GOAL OF THE EXERCISE: Your task is to print all of the material verbatim.

*** DATA SHOWN

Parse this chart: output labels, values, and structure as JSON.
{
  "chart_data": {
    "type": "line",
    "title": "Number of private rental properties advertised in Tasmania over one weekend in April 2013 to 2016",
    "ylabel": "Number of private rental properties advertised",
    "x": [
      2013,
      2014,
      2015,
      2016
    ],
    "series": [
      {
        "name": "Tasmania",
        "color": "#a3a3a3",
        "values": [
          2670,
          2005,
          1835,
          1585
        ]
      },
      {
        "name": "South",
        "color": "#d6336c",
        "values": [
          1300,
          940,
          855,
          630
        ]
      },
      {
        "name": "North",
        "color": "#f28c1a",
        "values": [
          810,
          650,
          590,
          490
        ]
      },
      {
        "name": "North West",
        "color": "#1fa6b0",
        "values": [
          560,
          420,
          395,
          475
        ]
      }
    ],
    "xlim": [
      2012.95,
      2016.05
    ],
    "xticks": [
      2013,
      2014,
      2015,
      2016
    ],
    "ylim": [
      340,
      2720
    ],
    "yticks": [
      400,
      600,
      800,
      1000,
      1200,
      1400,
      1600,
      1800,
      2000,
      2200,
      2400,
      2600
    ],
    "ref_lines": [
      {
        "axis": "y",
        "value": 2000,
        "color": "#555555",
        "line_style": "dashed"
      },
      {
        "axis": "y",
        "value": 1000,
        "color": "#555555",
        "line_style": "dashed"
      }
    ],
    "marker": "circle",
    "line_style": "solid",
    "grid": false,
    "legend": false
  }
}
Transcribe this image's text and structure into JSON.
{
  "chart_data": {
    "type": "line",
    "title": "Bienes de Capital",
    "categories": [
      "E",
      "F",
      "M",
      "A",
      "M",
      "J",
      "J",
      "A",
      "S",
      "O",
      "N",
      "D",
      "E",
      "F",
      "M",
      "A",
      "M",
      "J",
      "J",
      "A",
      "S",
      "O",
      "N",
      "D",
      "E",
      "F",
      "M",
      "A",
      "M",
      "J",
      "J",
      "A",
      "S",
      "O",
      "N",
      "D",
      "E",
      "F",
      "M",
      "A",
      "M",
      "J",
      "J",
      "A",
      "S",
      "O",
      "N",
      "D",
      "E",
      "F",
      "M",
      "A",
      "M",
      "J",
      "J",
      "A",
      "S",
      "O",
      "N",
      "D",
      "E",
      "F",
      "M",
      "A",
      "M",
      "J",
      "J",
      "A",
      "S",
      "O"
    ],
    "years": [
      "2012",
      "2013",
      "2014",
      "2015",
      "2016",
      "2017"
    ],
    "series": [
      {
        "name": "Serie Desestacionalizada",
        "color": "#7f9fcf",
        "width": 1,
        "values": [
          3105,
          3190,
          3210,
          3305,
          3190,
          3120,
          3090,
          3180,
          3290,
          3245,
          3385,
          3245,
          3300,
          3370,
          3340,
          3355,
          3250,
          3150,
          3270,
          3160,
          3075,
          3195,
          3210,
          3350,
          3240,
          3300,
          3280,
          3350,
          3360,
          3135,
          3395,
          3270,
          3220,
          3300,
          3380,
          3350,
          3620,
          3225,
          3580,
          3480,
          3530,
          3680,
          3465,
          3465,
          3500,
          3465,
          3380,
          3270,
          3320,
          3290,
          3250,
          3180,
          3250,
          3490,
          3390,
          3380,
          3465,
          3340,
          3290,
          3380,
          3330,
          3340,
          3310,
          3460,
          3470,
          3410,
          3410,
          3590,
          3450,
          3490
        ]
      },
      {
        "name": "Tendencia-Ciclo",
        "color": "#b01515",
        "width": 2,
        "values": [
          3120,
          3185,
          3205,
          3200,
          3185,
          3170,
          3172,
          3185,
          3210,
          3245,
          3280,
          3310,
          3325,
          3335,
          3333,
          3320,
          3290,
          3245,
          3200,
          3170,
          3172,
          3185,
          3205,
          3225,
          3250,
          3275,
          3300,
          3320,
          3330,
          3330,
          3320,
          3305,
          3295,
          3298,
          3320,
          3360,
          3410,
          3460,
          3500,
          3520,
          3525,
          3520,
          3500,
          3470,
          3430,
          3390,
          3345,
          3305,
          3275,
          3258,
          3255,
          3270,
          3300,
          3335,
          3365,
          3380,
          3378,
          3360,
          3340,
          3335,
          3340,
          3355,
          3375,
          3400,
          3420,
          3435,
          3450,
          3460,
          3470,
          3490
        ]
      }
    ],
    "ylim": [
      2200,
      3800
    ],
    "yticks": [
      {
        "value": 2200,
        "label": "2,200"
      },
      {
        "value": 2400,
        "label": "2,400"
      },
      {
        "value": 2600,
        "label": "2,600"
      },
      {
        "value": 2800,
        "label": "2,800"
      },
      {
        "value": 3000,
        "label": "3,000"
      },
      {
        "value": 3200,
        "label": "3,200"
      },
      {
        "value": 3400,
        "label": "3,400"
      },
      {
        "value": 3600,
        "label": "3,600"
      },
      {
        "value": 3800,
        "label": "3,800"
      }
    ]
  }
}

******

RESPONSE TO THE TASK:
Parse this chart: output labels, values, and structure as JSON.
{
  "chart_data": {
    "type": "line",
    "title": "Number of private rental properties advertised in Tasmania over one weekend in April 2013 to 2016",
    "ylabel": "Number of private rental properties advertised",
    "x": [
      2013,
      2014,
      2015,
      2016
    ],
    "series": [
      {
        "name": "Tasmania",
        "color": "#a3a3a3",
        "values": [
          2670,
          2005,
          1835,
          1585
        ]
      },
      {
        "name": "South",
        "color": "#d6336c",
        "values": [
          1300,
          940,
          855,
          630
        ]
      },
      {
        "name": "North",
        "color": "#f28c1a",
        "values": [
          810,
          650,
          590,
          490
        ]
      },
      {
        "name": "North West",
        "color": "#1fa6b0",
        "values": [
          560,
          420,
          395,
          475
        ]
      }
    ],
    "xlim": [
      2012.95,
      2016.05
    ],
    "xticks": [
      2013,
      2014,
      2015,
      2016
    ],
    "ylim": [
      340,
      2720
    ],
    "yticks": [
      400,
      600,
      800,
      1000,
      1200,
      1400,
      1600,
      1800,
      2000,
      2200,
      2400,
      2600
    ],
    "ref_lines": [
      {
        "axis": "y",
        "value": 2000,
        "color": "#555555",
        "line_style": "dashed"
      },
      {
        "axis": "y",
        "value": 1000,
        "color": "#555555",
        "line_style": "dashed"
      }
    ],
    "marker": "circle",
    "line_style": "solid",
    "grid": false,
    "legend": false
  }
}
Transcribe this image's text and structure into JSON.
{
  "chart_data": {
    "type": "line",
    "title": "Bienes de Capital",
    "categories": [
      "E",
      "F",
      "M",
      "A",
      "M",
      "J",
      "J",
      "A",
      "S",
      "O",
      "N",
      "D",
      "E",
      "F",
      "M",
      "A",
      "M",
      "J",
      "J",
      "A",
      "S",
      "O",
      "N",
      "D",
      "E",
      "F",
      "M",
      "A",
      "M",
      "J",
      "J",
      "A",
      "S",
      "O",
      "N",
      "D",
      "E",
      "F",
      "M",
      "A",
      "M",
      "J",
      "J",
      "A",
      "S",
      "O",
      "N",
      "D",
      "E",
      "F",
      "M",
      "A",
      "M",
      "J",
      "J",
      "A",
      "S",
      "O",
      "N",
      "D",
      "E",
      "F",
      "M",
      "A",
      "M",
      "J",
      "J",
      "A",
      "S",
      "O"
    ],
    "years": [
      "2012",
      "2013",
      "2014",
      "2015",
      "2016",
      "2017"
    ],
    "series": [
      {
        "name": "Serie Desestacionalizada",
        "color": "#7f9fcf",
        "width": 1,
        "values": [
          3105,
          3190,
          3210,
          3305,
          3190,
          3120,
          3090,
          3180,
          3290,
          3245,
          3385,
          3245,
          3300,
          3370,
          3340,
          3355,
          3250,
          3150,
          3270,
          3160,
          3075,
          3195,
          3210,
          3350,
          3240,
          3300,
          3280,
          3350,
          3360,
          3135,
          3395,
          3270,
          3220,
          3300,
          3380,
          3350,
          3620,
          3225,
          3580,
          3480,
          3530,
          3680,
          3465,
          3465,
          3500,
          3465,
          3380,
          3270,
          3320,
          3290,
          3250,
          3180,
          3250,
          3490,
          3390,
          3380,
          3465,
          3340,
          3290,
          3380,
          3330,
          3340,
          3310,
          3460,
          3470,
          3410,
          3410,
          3590,
          3450,
          3490
        ]
      },
      {
        "name": "Tendencia-Ciclo",
        "color": "#b01515",
        "width": 2,
        "values": [
          3120,
          3185,
          3205,
          3200,
          3185,
          3170,
          3172,
          3185,
          3210,
          3245,
          3280,
          3310,
          3325,
          3335,
          3333,
          3320,
          3290,
          3245,
          3200,
          3170,
          3172,
          3185,
          3205,
          3225,
          3250,
          3275,
          3300,
          3320,
          3330,
          3330,
          3320,
          3305,
          3295,
          3298,
          3320,
          3360,
          3410,
          3460,
          3500,
          3520,
          3525,
          3520,
          3500,
          3470,
          3430,
          3390,
          3345,
          3305,
          3275,
          3258,
          3255,
          3270,
          3300,
          3335,
          3365,
          3380,
          3378,
          3360,
          3340,
          3335,
          3340,
          3355,
          3375,
          3400,
          3420,
          3435,
          3450,
          3460,
          3470,
          3490
        ]
      }
    ],
    "ylim": [
      2200,
      3800
    ],
    "yticks": [
      {
        "value": 2200,
        "label": "2,200"
      },
      {
        "value": 2400,
        "label": "2,400"
      },
      {
        "value": 2600,
        "label": "2,600"
      },
      {
        "value": 2800,
        "label": "2,800"
      },
      {
        "value": 3000,
        "label": "3,000"
      },
      {
        "value": 3200,
        "label": "3,200"
      },
      {
        "value": 3400,
        "label": "3,400"
      },
      {
        "value": 3600,
        "label": "3,600"
      },
      {
        "value": 3800,
        "label": "3,800"
      }
    ]
  }
}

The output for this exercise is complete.